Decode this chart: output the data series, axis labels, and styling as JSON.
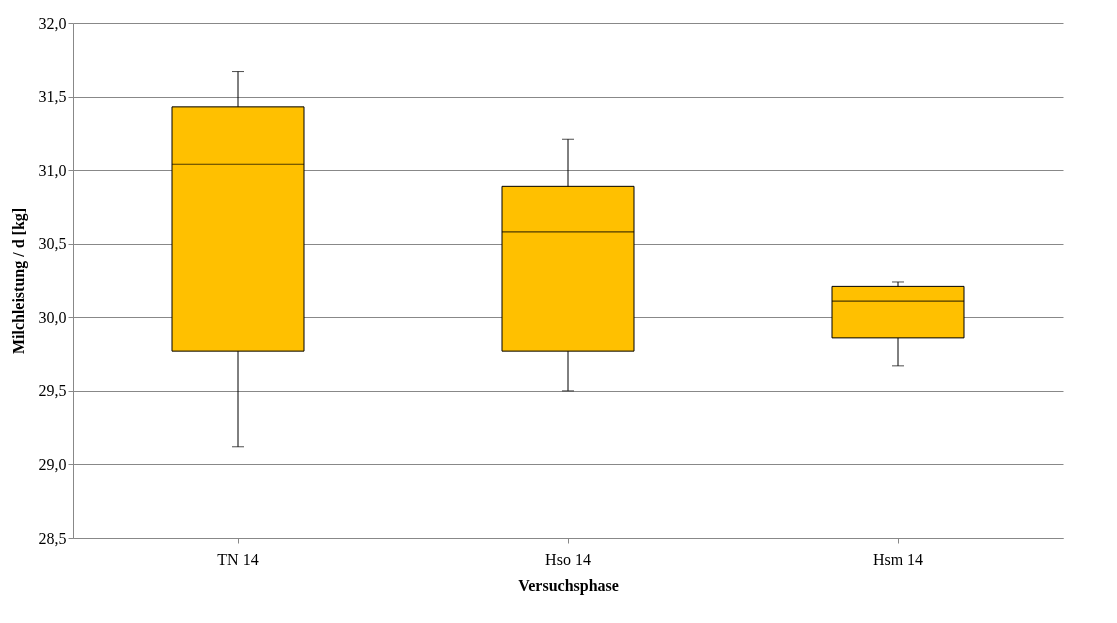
{
  "chart_data": {
    "type": "box",
    "xlabel": "Versuchsphase",
    "ylabel": "Milchleistung / d [kg]",
    "categories": [
      "TN 14",
      "Hso 14",
      "Hsm 14"
    ],
    "series": [
      {
        "color": "#ffc000",
        "boxes": [
          {
            "low": 29.12,
            "q1": 29.77,
            "median": 31.04,
            "q3": 31.43,
            "high": 31.67
          },
          {
            "low": 29.5,
            "q1": 29.77,
            "median": 30.58,
            "q3": 30.89,
            "high": 31.21
          },
          {
            "low": 29.67,
            "q1": 29.86,
            "median": 30.11,
            "q3": 30.21,
            "high": 30.24
          }
        ]
      }
    ],
    "ylim": [
      28.5,
      32.0
    ],
    "yticks": [
      {
        "value": 28.5,
        "label": "28,5"
      },
      {
        "value": 29.0,
        "label": "29,0"
      },
      {
        "value": 29.5,
        "label": "29,5"
      },
      {
        "value": 30.0,
        "label": "30,0"
      },
      {
        "value": 30.5,
        "label": "30,5"
      },
      {
        "value": 31.0,
        "label": "31,0"
      },
      {
        "value": 31.5,
        "label": "31,5"
      },
      {
        "value": 32.0,
        "label": "32,0"
      }
    ],
    "grid": "y"
  }
}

⁂

◆ **Exercise task**
Gather each line of the listing containing the word "series" and show it.

◆ **The solution**
Decode this chart: output the data series, axis labels, and styling as JSON.
    "series": [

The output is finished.